(Records from a dataset)
+ + + + + + +

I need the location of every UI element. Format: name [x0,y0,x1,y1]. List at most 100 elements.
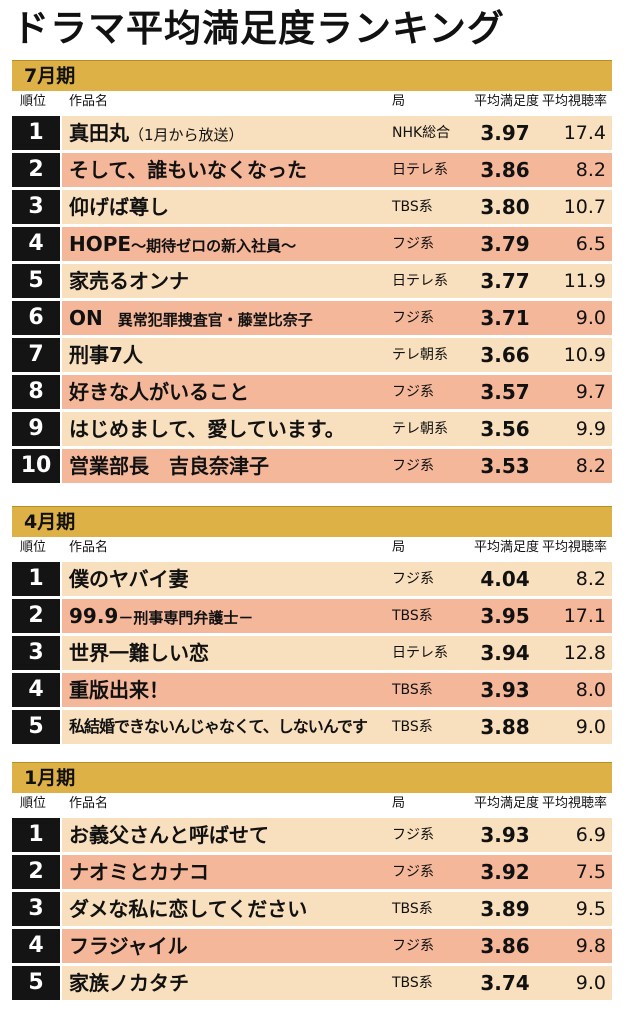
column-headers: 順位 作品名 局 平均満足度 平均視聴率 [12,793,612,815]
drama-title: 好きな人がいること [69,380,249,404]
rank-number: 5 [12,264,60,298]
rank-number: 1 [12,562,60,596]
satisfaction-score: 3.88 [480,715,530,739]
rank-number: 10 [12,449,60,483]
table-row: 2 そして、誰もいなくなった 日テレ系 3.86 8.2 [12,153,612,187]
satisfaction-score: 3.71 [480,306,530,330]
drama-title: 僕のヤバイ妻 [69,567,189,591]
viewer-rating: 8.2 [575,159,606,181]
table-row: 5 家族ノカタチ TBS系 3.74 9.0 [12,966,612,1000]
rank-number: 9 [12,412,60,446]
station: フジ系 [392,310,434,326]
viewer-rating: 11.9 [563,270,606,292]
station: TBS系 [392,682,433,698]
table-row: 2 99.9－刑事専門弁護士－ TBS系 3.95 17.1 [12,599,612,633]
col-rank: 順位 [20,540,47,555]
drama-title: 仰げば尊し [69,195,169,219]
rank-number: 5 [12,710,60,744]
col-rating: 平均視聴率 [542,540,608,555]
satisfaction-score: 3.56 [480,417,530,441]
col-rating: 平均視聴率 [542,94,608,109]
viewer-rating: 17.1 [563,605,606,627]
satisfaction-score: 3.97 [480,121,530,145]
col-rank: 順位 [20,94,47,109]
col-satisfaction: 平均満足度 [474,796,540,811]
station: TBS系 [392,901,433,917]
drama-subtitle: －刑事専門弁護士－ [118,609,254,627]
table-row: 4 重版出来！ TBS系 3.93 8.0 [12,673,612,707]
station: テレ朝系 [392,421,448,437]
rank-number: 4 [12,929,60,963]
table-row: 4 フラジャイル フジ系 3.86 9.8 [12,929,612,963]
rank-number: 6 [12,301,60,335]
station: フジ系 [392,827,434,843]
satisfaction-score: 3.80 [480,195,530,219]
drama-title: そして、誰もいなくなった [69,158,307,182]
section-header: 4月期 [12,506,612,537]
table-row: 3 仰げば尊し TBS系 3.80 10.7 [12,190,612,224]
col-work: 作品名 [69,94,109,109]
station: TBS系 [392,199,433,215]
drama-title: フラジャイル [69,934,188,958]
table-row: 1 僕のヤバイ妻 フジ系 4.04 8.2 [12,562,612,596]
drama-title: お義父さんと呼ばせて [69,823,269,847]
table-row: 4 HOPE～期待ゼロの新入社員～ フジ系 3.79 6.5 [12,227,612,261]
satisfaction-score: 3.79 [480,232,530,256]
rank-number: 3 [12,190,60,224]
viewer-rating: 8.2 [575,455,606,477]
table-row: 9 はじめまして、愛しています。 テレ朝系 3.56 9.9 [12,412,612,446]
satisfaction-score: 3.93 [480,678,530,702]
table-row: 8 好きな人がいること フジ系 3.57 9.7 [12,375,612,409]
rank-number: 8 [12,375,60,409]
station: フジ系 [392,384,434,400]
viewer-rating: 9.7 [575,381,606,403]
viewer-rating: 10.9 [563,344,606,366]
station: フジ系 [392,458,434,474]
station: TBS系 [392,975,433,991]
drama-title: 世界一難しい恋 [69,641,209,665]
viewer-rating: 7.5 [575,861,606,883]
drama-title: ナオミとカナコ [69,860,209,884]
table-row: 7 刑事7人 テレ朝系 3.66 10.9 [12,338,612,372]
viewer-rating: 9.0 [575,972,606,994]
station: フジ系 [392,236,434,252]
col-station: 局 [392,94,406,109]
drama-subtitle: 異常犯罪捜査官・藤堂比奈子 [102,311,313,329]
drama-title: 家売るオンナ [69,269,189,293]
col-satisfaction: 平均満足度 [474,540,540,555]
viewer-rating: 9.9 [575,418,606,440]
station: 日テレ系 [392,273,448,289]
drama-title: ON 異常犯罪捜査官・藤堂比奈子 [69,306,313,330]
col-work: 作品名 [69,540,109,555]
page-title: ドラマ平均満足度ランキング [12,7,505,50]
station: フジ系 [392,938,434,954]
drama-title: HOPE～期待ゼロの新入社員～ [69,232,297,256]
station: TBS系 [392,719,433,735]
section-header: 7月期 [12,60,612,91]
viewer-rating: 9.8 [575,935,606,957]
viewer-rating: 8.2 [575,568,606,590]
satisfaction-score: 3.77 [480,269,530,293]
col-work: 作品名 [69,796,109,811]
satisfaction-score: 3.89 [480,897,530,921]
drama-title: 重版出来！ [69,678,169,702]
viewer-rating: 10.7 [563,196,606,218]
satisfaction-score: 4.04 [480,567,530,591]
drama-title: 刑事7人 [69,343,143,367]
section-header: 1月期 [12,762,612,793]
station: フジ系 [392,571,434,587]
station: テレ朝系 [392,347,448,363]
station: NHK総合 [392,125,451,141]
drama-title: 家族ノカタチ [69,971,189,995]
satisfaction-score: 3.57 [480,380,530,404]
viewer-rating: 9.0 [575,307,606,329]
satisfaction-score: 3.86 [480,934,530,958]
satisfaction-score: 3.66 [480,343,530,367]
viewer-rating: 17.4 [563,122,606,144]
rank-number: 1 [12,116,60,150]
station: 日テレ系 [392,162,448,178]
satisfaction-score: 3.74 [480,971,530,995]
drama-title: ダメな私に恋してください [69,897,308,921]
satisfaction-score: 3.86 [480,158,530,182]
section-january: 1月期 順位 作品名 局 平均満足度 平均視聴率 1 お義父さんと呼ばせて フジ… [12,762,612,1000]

+ + + + + + +

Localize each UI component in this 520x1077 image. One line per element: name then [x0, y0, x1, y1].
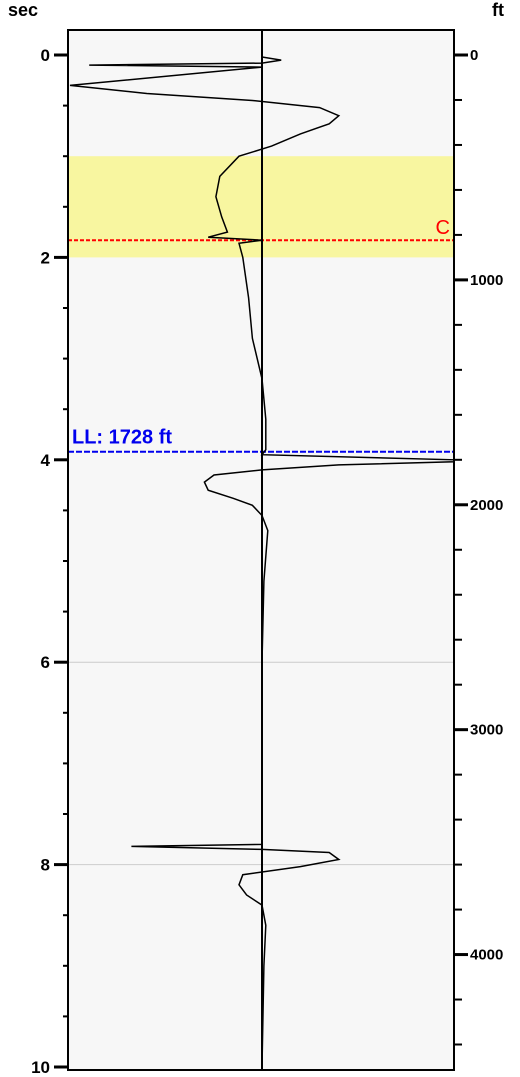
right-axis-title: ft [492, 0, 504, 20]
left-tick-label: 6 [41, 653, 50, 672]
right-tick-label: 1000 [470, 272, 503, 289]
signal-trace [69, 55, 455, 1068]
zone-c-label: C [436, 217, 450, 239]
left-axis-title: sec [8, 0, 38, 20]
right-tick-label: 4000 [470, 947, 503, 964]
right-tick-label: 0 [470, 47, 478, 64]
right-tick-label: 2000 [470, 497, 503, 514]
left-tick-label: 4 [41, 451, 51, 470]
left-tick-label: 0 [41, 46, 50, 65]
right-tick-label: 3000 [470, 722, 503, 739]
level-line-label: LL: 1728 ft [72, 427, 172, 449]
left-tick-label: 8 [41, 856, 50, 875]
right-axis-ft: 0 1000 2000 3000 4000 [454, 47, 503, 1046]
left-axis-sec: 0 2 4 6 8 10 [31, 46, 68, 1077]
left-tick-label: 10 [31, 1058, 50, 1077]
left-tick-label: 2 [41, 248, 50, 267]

+ + + + + + +

**Exercise directions**
Copy out the items from the line containing "column-headers: 順位 作品名" through the line containing "drama-title: 僕のヤバイ妻 [69,567,189,591]", both included, without changing anything.

**Task answer**
column-headers: 順位 作品名 局 平均満足度 平均視聴率 [12,793,612,815]
drama-title: 好きな人がいること [69,380,249,404]
rank-number: 5 [12,264,60,298]
rank-number: 1 [12,562,60,596]
satisfaction-score: 3.88 [480,715,530,739]
rank-number: 10 [12,449,60,483]
table-row: 2 そして、誰もいなくなった 日テレ系 3.86 8.2 [12,153,612,187]
satisfaction-score: 3.71 [480,306,530,330]
drama-title: 僕のヤバイ妻 [69,567,189,591]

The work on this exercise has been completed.